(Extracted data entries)
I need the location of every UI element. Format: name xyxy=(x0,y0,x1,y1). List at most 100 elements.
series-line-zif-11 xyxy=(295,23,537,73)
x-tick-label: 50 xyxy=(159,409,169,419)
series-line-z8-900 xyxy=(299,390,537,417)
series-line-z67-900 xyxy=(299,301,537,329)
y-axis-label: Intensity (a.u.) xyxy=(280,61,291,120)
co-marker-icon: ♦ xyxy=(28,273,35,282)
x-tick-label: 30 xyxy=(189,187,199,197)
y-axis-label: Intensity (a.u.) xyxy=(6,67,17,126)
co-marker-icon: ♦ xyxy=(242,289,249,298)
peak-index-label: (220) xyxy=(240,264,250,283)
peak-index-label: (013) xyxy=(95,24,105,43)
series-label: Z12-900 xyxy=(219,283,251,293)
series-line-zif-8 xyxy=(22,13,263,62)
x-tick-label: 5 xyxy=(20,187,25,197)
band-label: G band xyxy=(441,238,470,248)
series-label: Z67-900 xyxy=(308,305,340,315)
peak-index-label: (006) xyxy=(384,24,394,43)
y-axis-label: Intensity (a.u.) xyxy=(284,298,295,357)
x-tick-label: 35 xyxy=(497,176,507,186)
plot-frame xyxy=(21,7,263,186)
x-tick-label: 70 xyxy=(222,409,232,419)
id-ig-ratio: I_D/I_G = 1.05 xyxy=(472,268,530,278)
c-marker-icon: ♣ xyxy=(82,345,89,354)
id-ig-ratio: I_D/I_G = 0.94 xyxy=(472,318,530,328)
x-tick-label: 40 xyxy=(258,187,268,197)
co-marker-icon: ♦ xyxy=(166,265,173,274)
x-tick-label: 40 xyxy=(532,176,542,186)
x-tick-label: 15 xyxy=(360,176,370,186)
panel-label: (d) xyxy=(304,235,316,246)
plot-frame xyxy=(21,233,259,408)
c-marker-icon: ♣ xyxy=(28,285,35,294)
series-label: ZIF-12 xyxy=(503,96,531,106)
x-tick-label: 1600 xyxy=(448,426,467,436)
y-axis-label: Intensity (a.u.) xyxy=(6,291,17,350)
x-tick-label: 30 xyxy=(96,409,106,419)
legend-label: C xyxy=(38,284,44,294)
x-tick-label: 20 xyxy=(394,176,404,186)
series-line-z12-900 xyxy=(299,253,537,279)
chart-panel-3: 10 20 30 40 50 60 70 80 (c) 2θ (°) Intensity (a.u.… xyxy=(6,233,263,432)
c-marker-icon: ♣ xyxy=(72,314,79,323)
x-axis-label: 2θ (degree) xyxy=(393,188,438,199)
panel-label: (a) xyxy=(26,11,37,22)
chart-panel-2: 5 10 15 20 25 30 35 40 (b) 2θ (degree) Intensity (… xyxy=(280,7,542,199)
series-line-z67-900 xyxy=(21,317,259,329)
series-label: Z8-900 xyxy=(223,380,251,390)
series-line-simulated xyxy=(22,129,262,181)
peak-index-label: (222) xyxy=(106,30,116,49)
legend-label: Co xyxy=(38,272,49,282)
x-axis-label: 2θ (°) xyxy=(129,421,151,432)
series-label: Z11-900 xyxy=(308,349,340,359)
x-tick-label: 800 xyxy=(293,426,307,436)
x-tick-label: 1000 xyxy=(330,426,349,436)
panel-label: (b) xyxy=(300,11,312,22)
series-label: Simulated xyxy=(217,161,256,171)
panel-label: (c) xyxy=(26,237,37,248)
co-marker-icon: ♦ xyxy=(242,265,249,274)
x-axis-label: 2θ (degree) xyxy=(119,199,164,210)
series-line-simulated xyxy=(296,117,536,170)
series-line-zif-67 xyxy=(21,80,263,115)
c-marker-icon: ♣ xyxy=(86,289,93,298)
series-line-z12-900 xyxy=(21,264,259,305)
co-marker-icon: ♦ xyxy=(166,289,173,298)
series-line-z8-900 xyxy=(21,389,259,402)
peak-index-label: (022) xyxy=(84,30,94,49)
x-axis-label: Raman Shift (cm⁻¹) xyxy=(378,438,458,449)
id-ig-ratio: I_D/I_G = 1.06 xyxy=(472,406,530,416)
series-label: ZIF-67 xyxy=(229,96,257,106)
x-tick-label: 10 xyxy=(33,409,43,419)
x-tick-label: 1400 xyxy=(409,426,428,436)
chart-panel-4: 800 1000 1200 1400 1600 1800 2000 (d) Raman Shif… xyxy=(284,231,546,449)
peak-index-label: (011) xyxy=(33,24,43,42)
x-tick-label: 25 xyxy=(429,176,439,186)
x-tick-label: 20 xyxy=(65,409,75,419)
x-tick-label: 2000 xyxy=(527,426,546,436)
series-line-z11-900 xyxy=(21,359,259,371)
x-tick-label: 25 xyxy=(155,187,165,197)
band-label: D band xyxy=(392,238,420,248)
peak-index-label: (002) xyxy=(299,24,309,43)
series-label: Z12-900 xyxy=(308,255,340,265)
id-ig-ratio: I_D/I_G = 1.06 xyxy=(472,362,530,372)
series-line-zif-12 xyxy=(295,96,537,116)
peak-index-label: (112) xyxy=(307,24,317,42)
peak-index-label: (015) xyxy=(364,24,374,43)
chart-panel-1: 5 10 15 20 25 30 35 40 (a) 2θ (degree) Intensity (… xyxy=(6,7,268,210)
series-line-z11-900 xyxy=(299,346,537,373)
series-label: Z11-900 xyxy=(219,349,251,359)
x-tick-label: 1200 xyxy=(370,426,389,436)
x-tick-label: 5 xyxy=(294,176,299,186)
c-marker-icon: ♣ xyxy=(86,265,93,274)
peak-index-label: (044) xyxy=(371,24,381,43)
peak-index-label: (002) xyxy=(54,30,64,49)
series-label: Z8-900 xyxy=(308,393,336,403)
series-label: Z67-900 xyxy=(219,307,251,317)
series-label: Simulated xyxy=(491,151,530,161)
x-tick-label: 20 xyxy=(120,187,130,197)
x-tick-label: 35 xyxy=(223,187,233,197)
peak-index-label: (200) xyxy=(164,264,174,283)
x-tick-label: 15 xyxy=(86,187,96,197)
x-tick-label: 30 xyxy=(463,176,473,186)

**TASK GOAL**
Copy out every line of the material above word for word, with no changes.

**TASK OUTPUT**
I need the location of every UI element. Format: name xyxy=(x0,y0,x1,y1). List at most 100 elements.
series-line-zif-11 xyxy=(295,23,537,73)
x-tick-label: 50 xyxy=(159,409,169,419)
series-line-z8-900 xyxy=(299,390,537,417)
series-line-z67-900 xyxy=(299,301,537,329)
y-axis-label: Intensity (a.u.) xyxy=(280,61,291,120)
co-marker-icon: ♦ xyxy=(28,273,35,282)
x-tick-label: 30 xyxy=(189,187,199,197)
y-axis-label: Intensity (a.u.) xyxy=(6,67,17,126)
co-marker-icon: ♦ xyxy=(242,289,249,298)
peak-index-label: (220) xyxy=(240,264,250,283)
peak-index-label: (013) xyxy=(95,24,105,43)
series-label: Z12-900 xyxy=(219,283,251,293)
series-line-zif-8 xyxy=(22,13,263,62)
x-tick-label: 5 xyxy=(20,187,25,197)
band-label: G band xyxy=(441,238,470,248)
series-label: Z67-900 xyxy=(308,305,340,315)
peak-index-label: (006) xyxy=(384,24,394,43)
y-axis-label: Intensity (a.u.) xyxy=(284,298,295,357)
x-tick-label: 35 xyxy=(497,176,507,186)
plot-frame xyxy=(21,7,263,186)
x-tick-label: 70 xyxy=(222,409,232,419)
id-ig-ratio: I_D/I_G = 1.05 xyxy=(472,268,530,278)
c-marker-icon: ♣ xyxy=(82,345,89,354)
id-ig-ratio: I_D/I_G = 0.94 xyxy=(472,318,530,328)
x-tick-label: 40 xyxy=(258,187,268,197)
co-marker-icon: ♦ xyxy=(166,265,173,274)
x-tick-label: 40 xyxy=(532,176,542,186)
x-tick-label: 15 xyxy=(360,176,370,186)
panel-label: (d) xyxy=(304,235,316,246)
plot-frame xyxy=(21,233,259,408)
c-marker-icon: ♣ xyxy=(28,285,35,294)
series-label: ZIF-12 xyxy=(503,96,531,106)
x-tick-label: 1600 xyxy=(448,426,467,436)
y-axis-label: Intensity (a.u.) xyxy=(6,291,17,350)
x-tick-label: 30 xyxy=(96,409,106,419)
legend-label: C xyxy=(38,284,44,294)
x-tick-label: 20 xyxy=(394,176,404,186)
series-line-z12-900 xyxy=(299,253,537,279)
chart-panel-3: 10 20 30 40 50 60 70 80 (c) 2θ (°) Intensity (a.u.… xyxy=(6,233,263,432)
c-marker-icon: ♣ xyxy=(72,314,79,323)
x-axis-label: 2θ (degree) xyxy=(393,188,438,199)
panel-label: (a) xyxy=(26,11,37,22)
chart-panel-2: 5 10 15 20 25 30 35 40 (b) 2θ (degree) Intensity (… xyxy=(280,7,542,199)
series-line-z67-900 xyxy=(21,317,259,329)
series-label: Z8-900 xyxy=(223,380,251,390)
series-line-simulated xyxy=(22,129,262,181)
peak-index-label: (222) xyxy=(106,30,116,49)
legend-label: Co xyxy=(38,272,49,282)
x-axis-label: 2θ (°) xyxy=(129,421,151,432)
series-label: Z11-900 xyxy=(308,349,340,359)
x-tick-label: 800 xyxy=(293,426,307,436)
x-tick-label: 1000 xyxy=(330,426,349,436)
panel-label: (b) xyxy=(300,11,312,22)
series-label: Simulated xyxy=(217,161,256,171)
panel-label: (c) xyxy=(26,237,37,248)
co-marker-icon: ♦ xyxy=(242,265,249,274)
x-axis-label: 2θ (degree) xyxy=(119,199,164,210)
series-line-simulated xyxy=(296,117,536,170)
series-line-zif-67 xyxy=(21,80,263,115)
c-marker-icon: ♣ xyxy=(86,289,93,298)
series-line-z12-900 xyxy=(21,264,259,305)
co-marker-icon: ♦ xyxy=(166,289,173,298)
series-line-z8-900 xyxy=(21,389,259,402)
peak-index-label: (022) xyxy=(84,30,94,49)
x-axis-label: Raman Shift (cm⁻¹) xyxy=(378,438,458,449)
id-ig-ratio: I_D/I_G = 1.06 xyxy=(472,406,530,416)
series-label: ZIF-67 xyxy=(229,96,257,106)
x-tick-label: 10 xyxy=(33,409,43,419)
x-tick-label: 1400 xyxy=(409,426,428,436)
chart-panel-4: 800 1000 1200 1400 1600 1800 2000 (d) Raman Shif… xyxy=(284,231,546,449)
peak-index-label: (011) xyxy=(33,24,43,42)
x-tick-label: 25 xyxy=(429,176,439,186)
x-tick-label: 20 xyxy=(65,409,75,419)
x-tick-label: 2000 xyxy=(527,426,546,436)
series-line-z11-900 xyxy=(21,359,259,371)
x-tick-label: 25 xyxy=(155,187,165,197)
band-label: D band xyxy=(392,238,420,248)
peak-index-label: (002) xyxy=(299,24,309,43)
series-label: Z12-900 xyxy=(308,255,340,265)
id-ig-ratio: I_D/I_G = 1.06 xyxy=(472,362,530,372)
series-line-zif-12 xyxy=(295,96,537,116)
peak-index-label: (112) xyxy=(307,24,317,42)
peak-index-label: (015) xyxy=(364,24,374,43)
chart-panel-1: 5 10 15 20 25 30 35 40 (a) 2θ (degree) Intensity (… xyxy=(6,7,268,210)
series-line-z11-900 xyxy=(299,346,537,373)
series-label: Z11-900 xyxy=(219,349,251,359)
x-tick-label: 1200 xyxy=(370,426,389,436)
x-tick-label: 5 xyxy=(294,176,299,186)
c-marker-icon: ♣ xyxy=(86,265,93,274)
peak-index-label: (044) xyxy=(371,24,381,43)
peak-index-label: (002) xyxy=(54,30,64,49)
series-label: Z8-900 xyxy=(308,393,336,403)
series-label: Z67-900 xyxy=(219,307,251,317)
series-label: Simulated xyxy=(491,151,530,161)
x-tick-label: 20 xyxy=(120,187,130,197)
x-tick-label: 35 xyxy=(223,187,233,197)
peak-index-label: (200) xyxy=(164,264,174,283)
x-tick-label: 15 xyxy=(86,187,96,197)
x-tick-label: 30 xyxy=(463,176,473,186)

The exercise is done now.